What this task involves => Exact reproduction is required for all entries.

Dataset entries =>
Start

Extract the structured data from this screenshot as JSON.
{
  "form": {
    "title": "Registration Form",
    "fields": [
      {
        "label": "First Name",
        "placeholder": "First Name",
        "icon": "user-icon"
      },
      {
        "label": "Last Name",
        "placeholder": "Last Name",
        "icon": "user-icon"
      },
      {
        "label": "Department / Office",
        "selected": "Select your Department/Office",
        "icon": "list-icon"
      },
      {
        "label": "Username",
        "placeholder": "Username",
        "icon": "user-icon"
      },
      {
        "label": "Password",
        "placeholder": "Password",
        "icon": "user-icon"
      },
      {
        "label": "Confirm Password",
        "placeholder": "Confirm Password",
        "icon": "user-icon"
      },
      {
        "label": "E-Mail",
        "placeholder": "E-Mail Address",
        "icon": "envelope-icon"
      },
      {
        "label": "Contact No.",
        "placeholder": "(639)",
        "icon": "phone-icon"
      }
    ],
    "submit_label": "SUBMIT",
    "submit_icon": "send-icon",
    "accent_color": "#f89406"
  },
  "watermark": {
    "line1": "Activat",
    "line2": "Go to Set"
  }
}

End

Full response =>
Extract the structured data from this screenshot as JSON.
{
  "form": {
    "title": "Registration Form",
    "fields": [
      {
        "label": "First Name",
        "placeholder": "First Name",
        "icon": "user-icon"
      },
      {
        "label": "Last Name",
        "placeholder": "Last Name",
        "icon": "user-icon"
      },
      {
        "label": "Department / Office",
        "selected": "Select your Department/Office",
        "icon": "list-icon"
      },
      {
        "label": "Username",
        "placeholder": "Username",
        "icon": "user-icon"
      },
      {
        "label": "Password",
        "placeholder": "Password",
        "icon": "user-icon"
      },
      {
        "label": "Confirm Password",
        "placeholder": "Confirm Password",
        "icon": "user-icon"
      },
      {
        "label": "E-Mail",
        "placeholder": "E-Mail Address",
        "icon": "envelope-icon"
      },
      {
        "label": "Contact No.",
        "placeholder": "(639)",
        "icon": "phone-icon"
      }
    ],
    "submit_label": "SUBMIT",
    "submit_icon": "send-icon",
    "accent_color": "#f89406"
  },
  "watermark": {
    "line1": "Activat",
    "line2": "Go to Set"
  }
}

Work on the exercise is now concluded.